◆ What you are asked to do ◆
Please render the rows below as a JSON list of strings, one string per line and no blank lines, starting with the first line of the rows and stopping after the line that contains "tab-liked[interactable] [276, 1091, 552, 1169]".

[Layout element annotations]
★ ★ ★ ★ ★ ★ ★

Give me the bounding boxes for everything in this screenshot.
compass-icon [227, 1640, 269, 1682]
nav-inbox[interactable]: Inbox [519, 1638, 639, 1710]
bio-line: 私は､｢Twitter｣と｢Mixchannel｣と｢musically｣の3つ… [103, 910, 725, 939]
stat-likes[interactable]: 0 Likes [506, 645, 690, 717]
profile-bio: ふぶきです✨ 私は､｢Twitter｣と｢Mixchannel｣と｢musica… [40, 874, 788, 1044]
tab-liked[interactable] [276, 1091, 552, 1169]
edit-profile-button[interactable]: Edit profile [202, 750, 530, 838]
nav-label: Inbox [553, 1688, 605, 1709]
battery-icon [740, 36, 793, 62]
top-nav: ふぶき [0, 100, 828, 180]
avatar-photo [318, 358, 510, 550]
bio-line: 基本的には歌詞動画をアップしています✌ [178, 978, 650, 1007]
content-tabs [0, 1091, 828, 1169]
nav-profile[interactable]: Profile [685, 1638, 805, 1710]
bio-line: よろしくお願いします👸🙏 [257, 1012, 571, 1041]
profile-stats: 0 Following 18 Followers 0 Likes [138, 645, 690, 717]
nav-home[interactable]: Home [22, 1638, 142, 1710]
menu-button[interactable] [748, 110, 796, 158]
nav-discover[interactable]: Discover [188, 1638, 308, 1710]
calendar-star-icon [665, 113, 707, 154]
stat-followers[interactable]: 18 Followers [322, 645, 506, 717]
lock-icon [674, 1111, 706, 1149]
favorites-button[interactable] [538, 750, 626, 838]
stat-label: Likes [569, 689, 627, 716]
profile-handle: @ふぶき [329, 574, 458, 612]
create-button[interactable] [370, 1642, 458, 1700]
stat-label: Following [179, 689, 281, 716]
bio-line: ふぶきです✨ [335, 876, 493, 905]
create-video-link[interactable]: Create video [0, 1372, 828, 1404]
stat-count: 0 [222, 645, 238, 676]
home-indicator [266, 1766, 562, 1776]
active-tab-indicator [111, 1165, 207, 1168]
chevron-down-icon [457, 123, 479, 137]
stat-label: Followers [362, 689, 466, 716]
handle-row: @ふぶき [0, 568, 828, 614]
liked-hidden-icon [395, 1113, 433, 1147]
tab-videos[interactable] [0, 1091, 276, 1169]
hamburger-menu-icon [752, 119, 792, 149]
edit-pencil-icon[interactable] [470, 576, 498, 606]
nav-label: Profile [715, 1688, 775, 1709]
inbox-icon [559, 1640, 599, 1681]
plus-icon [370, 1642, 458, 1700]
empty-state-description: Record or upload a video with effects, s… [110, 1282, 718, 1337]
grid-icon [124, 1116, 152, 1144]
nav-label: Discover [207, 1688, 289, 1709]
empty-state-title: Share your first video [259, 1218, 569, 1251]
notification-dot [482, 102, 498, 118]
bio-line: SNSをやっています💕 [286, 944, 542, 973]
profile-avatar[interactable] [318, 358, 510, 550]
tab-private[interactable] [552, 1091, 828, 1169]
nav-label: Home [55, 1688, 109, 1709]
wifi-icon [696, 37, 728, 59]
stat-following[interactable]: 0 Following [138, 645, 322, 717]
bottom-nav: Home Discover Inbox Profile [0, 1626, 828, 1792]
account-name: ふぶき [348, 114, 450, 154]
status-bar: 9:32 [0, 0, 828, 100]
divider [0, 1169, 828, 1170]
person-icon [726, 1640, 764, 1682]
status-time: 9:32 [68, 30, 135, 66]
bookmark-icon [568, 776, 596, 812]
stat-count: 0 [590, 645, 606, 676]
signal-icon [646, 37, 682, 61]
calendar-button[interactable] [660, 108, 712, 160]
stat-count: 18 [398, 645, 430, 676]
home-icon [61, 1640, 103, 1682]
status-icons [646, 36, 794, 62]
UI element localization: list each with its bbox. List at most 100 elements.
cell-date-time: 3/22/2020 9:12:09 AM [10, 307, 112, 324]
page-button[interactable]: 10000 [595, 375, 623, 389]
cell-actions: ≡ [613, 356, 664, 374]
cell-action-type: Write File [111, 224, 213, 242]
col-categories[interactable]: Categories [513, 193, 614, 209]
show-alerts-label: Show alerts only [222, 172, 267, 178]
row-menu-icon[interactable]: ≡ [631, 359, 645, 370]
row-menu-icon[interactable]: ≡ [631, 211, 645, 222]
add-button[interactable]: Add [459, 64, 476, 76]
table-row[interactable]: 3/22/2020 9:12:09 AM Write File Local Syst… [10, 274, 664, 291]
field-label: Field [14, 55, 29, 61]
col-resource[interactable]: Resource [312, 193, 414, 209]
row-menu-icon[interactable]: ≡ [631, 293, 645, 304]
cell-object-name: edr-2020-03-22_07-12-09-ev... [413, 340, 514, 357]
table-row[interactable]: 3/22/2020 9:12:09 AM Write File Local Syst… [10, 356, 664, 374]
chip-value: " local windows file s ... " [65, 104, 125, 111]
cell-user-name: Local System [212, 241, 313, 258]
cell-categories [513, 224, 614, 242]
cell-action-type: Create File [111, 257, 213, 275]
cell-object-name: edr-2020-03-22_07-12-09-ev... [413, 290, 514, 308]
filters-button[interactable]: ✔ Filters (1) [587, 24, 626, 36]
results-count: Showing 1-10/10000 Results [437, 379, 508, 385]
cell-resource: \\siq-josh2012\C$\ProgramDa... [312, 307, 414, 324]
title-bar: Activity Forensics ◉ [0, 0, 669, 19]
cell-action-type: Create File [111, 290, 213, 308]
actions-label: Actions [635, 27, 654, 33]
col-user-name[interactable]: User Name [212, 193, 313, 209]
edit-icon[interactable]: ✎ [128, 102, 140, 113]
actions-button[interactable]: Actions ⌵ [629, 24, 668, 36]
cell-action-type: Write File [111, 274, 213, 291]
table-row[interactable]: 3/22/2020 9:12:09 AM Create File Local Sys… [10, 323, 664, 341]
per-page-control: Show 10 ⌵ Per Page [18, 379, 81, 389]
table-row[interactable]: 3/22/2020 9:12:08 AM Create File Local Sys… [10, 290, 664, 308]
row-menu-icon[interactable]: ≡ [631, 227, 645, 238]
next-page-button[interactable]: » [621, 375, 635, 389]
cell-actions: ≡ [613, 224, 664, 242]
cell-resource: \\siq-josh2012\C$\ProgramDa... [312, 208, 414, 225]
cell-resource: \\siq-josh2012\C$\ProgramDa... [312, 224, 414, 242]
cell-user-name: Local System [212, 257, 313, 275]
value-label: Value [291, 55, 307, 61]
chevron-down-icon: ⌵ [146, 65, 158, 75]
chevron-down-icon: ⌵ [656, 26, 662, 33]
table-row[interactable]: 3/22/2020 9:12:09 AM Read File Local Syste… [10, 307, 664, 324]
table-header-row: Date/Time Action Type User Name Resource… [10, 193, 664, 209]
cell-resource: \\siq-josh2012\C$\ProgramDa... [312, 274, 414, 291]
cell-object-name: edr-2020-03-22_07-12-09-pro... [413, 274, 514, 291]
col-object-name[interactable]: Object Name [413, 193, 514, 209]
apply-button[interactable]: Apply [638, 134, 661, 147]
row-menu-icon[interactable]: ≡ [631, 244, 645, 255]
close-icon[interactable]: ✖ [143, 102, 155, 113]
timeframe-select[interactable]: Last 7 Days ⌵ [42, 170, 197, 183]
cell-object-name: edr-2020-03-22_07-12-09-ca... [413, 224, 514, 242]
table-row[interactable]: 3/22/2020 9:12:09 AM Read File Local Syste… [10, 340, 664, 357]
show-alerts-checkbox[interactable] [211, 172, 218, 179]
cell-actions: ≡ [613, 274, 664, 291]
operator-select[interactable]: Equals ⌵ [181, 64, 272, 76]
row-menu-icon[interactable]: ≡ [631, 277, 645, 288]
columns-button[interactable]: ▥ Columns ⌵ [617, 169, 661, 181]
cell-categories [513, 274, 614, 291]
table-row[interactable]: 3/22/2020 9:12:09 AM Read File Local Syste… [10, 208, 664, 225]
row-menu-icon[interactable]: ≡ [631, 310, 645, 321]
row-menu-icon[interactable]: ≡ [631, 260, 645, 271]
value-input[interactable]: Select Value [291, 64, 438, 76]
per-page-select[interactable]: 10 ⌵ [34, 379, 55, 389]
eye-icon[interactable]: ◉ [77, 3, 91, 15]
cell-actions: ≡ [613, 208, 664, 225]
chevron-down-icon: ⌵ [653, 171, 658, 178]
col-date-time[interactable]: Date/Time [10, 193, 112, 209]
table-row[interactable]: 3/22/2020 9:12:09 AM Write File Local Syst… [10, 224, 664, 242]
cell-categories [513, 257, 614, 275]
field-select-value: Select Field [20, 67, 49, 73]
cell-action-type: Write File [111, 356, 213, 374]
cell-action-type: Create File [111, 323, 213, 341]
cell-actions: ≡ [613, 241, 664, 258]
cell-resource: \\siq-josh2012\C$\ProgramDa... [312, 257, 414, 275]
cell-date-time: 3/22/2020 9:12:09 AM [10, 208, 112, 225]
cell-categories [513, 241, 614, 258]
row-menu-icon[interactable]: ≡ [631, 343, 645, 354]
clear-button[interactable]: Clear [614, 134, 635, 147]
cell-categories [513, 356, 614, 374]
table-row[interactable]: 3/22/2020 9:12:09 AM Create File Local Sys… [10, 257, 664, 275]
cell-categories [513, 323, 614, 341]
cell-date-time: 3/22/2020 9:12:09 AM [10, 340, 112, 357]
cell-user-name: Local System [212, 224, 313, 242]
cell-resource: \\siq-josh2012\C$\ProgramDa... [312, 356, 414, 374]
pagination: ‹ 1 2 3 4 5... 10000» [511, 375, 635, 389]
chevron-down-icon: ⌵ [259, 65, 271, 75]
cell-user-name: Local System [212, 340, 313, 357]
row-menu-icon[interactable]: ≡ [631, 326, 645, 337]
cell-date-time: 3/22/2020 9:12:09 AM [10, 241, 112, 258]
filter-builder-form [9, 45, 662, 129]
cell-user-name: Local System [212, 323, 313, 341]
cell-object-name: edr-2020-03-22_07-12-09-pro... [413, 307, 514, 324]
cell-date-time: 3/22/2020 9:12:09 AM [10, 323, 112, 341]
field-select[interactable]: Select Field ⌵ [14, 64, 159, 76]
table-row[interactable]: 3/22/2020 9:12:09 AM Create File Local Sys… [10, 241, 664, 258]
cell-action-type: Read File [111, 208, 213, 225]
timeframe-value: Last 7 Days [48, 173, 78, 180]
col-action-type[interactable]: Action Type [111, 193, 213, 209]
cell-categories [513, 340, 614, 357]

★ ★ ★ ★ ★ ★ ★

◆ Task solution ◆
[
  "Give me the bounding boxes for everything in this screenshot.",
  "compass-icon [227, 1640, 269, 1682]",
  "nav-inbox[interactable]: Inbox [519, 1638, 639, 1710]",
  "bio-line: 私は､｢Twitter｣と｢Mixchannel｣と｢musically｣の3つ… [103, 910, 725, 939]",
  "stat-likes[interactable]: 0 Likes [506, 645, 690, 717]",
  "profile-bio: ふぶきです✨ 私は､｢Twitter｣と｢Mixchannel｣と｢musica… [40, 874, 788, 1044]",
  "tab-liked[interactable] [276, 1091, 552, 1169]"
]